* **What to work on**: Output the full material exactly as it appears here.

* **Data rows**:
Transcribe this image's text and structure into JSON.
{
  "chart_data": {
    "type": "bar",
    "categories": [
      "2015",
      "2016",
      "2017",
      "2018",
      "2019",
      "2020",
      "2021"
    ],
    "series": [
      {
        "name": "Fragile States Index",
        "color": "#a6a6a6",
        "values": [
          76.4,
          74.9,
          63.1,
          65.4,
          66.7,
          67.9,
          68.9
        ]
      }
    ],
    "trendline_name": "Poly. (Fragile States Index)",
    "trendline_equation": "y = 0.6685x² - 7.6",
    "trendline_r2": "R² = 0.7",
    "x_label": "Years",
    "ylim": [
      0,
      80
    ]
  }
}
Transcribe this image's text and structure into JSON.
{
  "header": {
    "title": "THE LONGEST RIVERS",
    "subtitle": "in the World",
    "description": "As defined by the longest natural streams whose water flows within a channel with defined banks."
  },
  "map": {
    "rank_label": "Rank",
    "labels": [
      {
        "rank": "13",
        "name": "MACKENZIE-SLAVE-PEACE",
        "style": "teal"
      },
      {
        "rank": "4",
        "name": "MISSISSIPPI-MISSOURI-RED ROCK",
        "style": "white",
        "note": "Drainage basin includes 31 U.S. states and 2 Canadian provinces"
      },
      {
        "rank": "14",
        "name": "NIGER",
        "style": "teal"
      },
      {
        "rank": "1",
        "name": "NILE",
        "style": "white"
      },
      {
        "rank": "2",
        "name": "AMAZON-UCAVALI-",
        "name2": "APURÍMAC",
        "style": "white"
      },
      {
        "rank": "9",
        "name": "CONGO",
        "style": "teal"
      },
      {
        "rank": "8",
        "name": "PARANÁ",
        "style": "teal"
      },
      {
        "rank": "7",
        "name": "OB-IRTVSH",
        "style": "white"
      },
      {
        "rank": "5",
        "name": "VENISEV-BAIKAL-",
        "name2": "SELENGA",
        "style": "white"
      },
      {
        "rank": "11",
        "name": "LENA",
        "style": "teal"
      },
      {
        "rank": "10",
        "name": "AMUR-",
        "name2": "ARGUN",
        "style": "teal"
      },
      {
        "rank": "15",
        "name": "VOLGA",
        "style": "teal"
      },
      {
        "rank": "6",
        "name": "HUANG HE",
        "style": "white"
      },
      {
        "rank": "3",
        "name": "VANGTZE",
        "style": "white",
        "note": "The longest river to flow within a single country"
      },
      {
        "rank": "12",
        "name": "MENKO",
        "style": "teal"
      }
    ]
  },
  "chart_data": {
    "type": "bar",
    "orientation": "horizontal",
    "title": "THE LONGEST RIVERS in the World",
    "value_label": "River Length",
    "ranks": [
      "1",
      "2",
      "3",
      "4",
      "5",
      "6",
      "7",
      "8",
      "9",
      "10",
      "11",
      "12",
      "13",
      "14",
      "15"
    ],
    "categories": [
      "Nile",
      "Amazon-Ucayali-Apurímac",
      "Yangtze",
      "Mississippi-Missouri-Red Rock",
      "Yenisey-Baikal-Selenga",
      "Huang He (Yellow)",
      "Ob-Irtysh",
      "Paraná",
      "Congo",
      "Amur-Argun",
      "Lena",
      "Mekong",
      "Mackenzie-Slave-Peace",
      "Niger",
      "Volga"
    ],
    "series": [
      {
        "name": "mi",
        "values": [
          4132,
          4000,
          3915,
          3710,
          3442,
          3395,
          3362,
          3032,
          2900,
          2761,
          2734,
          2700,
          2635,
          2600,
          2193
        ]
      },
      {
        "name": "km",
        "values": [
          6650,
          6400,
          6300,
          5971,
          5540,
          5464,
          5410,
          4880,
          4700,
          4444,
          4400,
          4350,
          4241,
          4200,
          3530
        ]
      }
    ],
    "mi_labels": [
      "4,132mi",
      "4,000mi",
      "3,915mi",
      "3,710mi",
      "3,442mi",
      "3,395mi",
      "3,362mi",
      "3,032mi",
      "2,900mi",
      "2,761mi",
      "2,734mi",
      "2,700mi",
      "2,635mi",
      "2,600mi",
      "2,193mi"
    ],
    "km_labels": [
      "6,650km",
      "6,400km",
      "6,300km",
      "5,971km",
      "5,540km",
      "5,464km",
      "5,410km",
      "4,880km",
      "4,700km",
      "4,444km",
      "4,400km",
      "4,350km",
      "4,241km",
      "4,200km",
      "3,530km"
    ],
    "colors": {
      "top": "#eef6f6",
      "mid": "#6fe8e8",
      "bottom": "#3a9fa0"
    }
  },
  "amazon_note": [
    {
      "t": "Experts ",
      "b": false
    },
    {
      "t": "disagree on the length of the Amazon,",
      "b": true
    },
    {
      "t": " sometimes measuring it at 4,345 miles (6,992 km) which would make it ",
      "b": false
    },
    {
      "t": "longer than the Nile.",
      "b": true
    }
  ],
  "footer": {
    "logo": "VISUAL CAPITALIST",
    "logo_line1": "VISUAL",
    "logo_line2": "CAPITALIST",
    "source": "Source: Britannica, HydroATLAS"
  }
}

* **The answer**:
Transcribe this image's text and structure into JSON.
{
  "chart_data": {
    "type": "bar",
    "categories": [
      "2015",
      "2016",
      "2017",
      "2018",
      "2019",
      "2020",
      "2021"
    ],
    "series": [
      {
        "name": "Fragile States Index",
        "color": "#a6a6a6",
        "values": [
          76.4,
          74.9,
          63.1,
          65.4,
          66.7,
          67.9,
          68.9
        ]
      }
    ],
    "trendline_name": "Poly. (Fragile States Index)",
    "trendline_equation": "y = 0.6685x² - 7.6",
    "trendline_r2": "R² = 0.7",
    "x_label": "Years",
    "ylim": [
      0,
      80
    ]
  }
}
Transcribe this image's text and structure into JSON.
{
  "header": {
    "title": "THE LONGEST RIVERS",
    "subtitle": "in the World",
    "description": "As defined by the longest natural streams whose water flows within a channel with defined banks."
  },
  "map": {
    "rank_label": "Rank",
    "labels": [
      {
        "rank": "13",
        "name": "MACKENZIE-SLAVE-PEACE",
        "style": "teal"
      },
      {
        "rank": "4",
        "name": "MISSISSIPPI-MISSOURI-RED ROCK",
        "style": "white",
        "note": "Drainage basin includes 31 U.S. states and 2 Canadian provinces"
      },
      {
        "rank": "14",
        "name": "NIGER",
        "style": "teal"
      },
      {
        "rank": "1",
        "name": "NILE",
        "style": "white"
      },
      {
        "rank": "2",
        "name": "AMAZON-UCAVALI-",
        "name2": "APURÍMAC",
        "style": "white"
      },
      {
        "rank": "9",
        "name": "CONGO",
        "style": "teal"
      },
      {
        "rank": "8",
        "name": "PARANÁ",
        "style": "teal"
      },
      {
        "rank": "7",
        "name": "OB-IRTVSH",
        "style": "white"
      },
      {
        "rank": "5",
        "name": "VENISEV-BAIKAL-",
        "name2": "SELENGA",
        "style": "white"
      },
      {
        "rank": "11",
        "name": "LENA",
        "style": "teal"
      },
      {
        "rank": "10",
        "name": "AMUR-",
        "name2": "ARGUN",
        "style": "teal"
      },
      {
        "rank": "15",
        "name": "VOLGA",
        "style": "teal"
      },
      {
        "rank": "6",
        "name": "HUANG HE",
        "style": "white"
      },
      {
        "rank": "3",
        "name": "VANGTZE",
        "style": "white",
        "note": "The longest river to flow within a single country"
      },
      {
        "rank": "12",
        "name": "MENKO",
        "style": "teal"
      }
    ]
  },
  "chart_data": {
    "type": "bar",
    "orientation": "horizontal",
    "title": "THE LONGEST RIVERS in the World",
    "value_label": "River Length",
    "ranks": [
      "1",
      "2",
      "3",
      "4",
      "5",
      "6",
      "7",
      "8",
      "9",
      "10",
      "11",
      "12",
      "13",
      "14",
      "15"
    ],
    "categories": [
      "Nile",
      "Amazon-Ucayali-Apurímac",
      "Yangtze",
      "Mississippi-Missouri-Red Rock",
      "Yenisey-Baikal-Selenga",
      "Huang He (Yellow)",
      "Ob-Irtysh",
      "Paraná",
      "Congo",
      "Amur-Argun",
      "Lena",
      "Mekong",
      "Mackenzie-Slave-Peace",
      "Niger",
      "Volga"
    ],
    "series": [
      {
        "name": "mi",
        "values": [
          4132,
          4000,
          3915,
          3710,
          3442,
          3395,
          3362,
          3032,
          2900,
          2761,
          2734,
          2700,
          2635,
          2600,
          2193
        ]
      },
      {
        "name": "km",
        "values": [
          6650,
          6400,
          6300,
          5971,
          5540,
          5464,
          5410,
          4880,
          4700,
          4444,
          4400,
          4350,
          4241,
          4200,
          3530
        ]
      }
    ],
    "mi_labels": [
      "4,132mi",
      "4,000mi",
      "3,915mi",
      "3,710mi",
      "3,442mi",
      "3,395mi",
      "3,362mi",
      "3,032mi",
      "2,900mi",
      "2,761mi",
      "2,734mi",
      "2,700mi",
      "2,635mi",
      "2,600mi",
      "2,193mi"
    ],
    "km_labels": [
      "6,650km",
      "6,400km",
      "6,300km",
      "5,971km",
      "5,540km",
      "5,464km",
      "5,410km",
      "4,880km",
      "4,700km",
      "4,444km",
      "4,400km",
      "4,350km",
      "4,241km",
      "4,200km",
      "3,530km"
    ],
    "colors": {
      "top": "#eef6f6",
      "mid": "#6fe8e8",
      "bottom": "#3a9fa0"
    }
  },
  "amazon_note": [
    {
      "t": "Experts ",
      "b": false
    },
    {
      "t": "disagree on the length of the Amazon,",
      "b": true
    },
    {
      "t": " sometimes measuring it at 4,345 miles (6,992 km) which would make it ",
      "b": false
    },
    {
      "t": "longer than the Nile.",
      "b": true
    }
  ],
  "footer": {
    "logo": "VISUAL CAPITALIST",
    "logo_line1": "VISUAL",
    "logo_line2": "CAPITALIST",
    "source": "Source: Britannica, HydroATLAS"
  }
}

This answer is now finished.